= STATED EXERCISE =
Restate each line of the listing exactly, without carrying over any pictures.

══════

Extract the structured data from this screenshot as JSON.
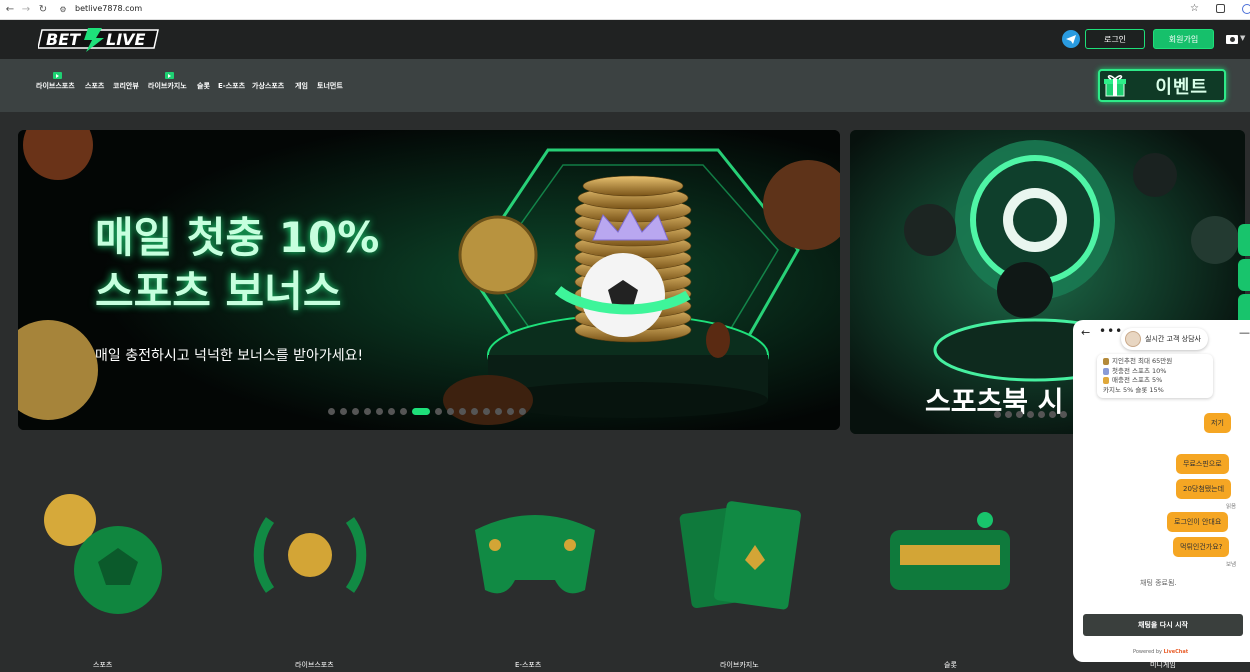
{
  "browser": {
    "url": "betlive7878.com"
  },
  "brand": {
    "logo_text": "BETLIVE",
    "accent": "#1ee07a",
    "dark_bg": "#2b2d2d"
  },
  "header": {
    "login_label": "로그인",
    "signup_label": "회원가입"
  },
  "nav": {
    "items": [
      "라이브스포츠",
      "스포츠",
      "코리안뷰",
      "라이브카지노",
      "슬롯",
      "E-스포츠",
      "가상스포츠",
      "게임",
      "토너먼트"
    ],
    "event_label": "이벤트"
  },
  "banner": {
    "line1": "매일 첫충 10%",
    "line2": "스포츠 보너스",
    "subtitle": "매일 충전하시고 넉넉한 보너스를 받아가세요!",
    "slide_count": 16,
    "active_slide": 8
  },
  "banner2": {
    "title": "스포츠북 시"
  },
  "categories": [
    "스포츠",
    "라이브스포츠",
    "E-스포츠",
    "라이브카지노",
    "슬롯",
    "미니게임"
  ],
  "chat": {
    "agent_name": "실시간 고객 상담사",
    "info_lines": [
      "지인추천 최대 65만원",
      "첫충전 스포츠 10%",
      "매충전 스포츠 5%",
      "카지노 5% 슬롯 15%"
    ],
    "messages": [
      "저기",
      "무료스핀으로",
      "20당첨됐는데",
      "로그인이 안대요",
      "먹튀인건가요?"
    ],
    "status_read": "읽음",
    "status_sent": "보냄",
    "ended_text": "채팅 종료됨.",
    "restart_label": "채팅을 다시 시작",
    "powered_prefix": "Powered by",
    "powered_brand": "LiveChat"
  }
}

══════

= EXERCISE RESPONSE =
Extract the structured data from this screenshot as JSON.
{
  "browser": {
    "url": "betlive7878.com"
  },
  "brand": {
    "logo_text": "BETLIVE",
    "accent": "#1ee07a",
    "dark_bg": "#2b2d2d"
  },
  "header": {
    "login_label": "로그인",
    "signup_label": "회원가입"
  },
  "nav": {
    "items": [
      "라이브스포츠",
      "스포츠",
      "코리안뷰",
      "라이브카지노",
      "슬롯",
      "E-스포츠",
      "가상스포츠",
      "게임",
      "토너먼트"
    ],
    "event_label": "이벤트"
  },
  "banner": {
    "line1": "매일 첫충 10%",
    "line2": "스포츠 보너스",
    "subtitle": "매일 충전하시고 넉넉한 보너스를 받아가세요!",
    "slide_count": 16,
    "active_slide": 8
  },
  "banner2": {
    "title": "스포츠북 시"
  },
  "categories": [
    "스포츠",
    "라이브스포츠",
    "E-스포츠",
    "라이브카지노",
    "슬롯",
    "미니게임"
  ],
  "chat": {
    "agent_name": "실시간 고객 상담사",
    "info_lines": [
      "지인추천 최대 65만원",
      "첫충전 스포츠 10%",
      "매충전 스포츠 5%",
      "카지노 5% 슬롯 15%"
    ],
    "messages": [
      "저기",
      "무료스핀으로",
      "20당첨됐는데",
      "로그인이 안대요",
      "먹튀인건가요?"
    ],
    "status_read": "읽음",
    "status_sent": "보냄",
    "ended_text": "채팅 종료됨.",
    "restart_label": "채팅을 다시 시작",
    "powered_prefix": "Powered by",
    "powered_brand": "LiveChat"
  }
}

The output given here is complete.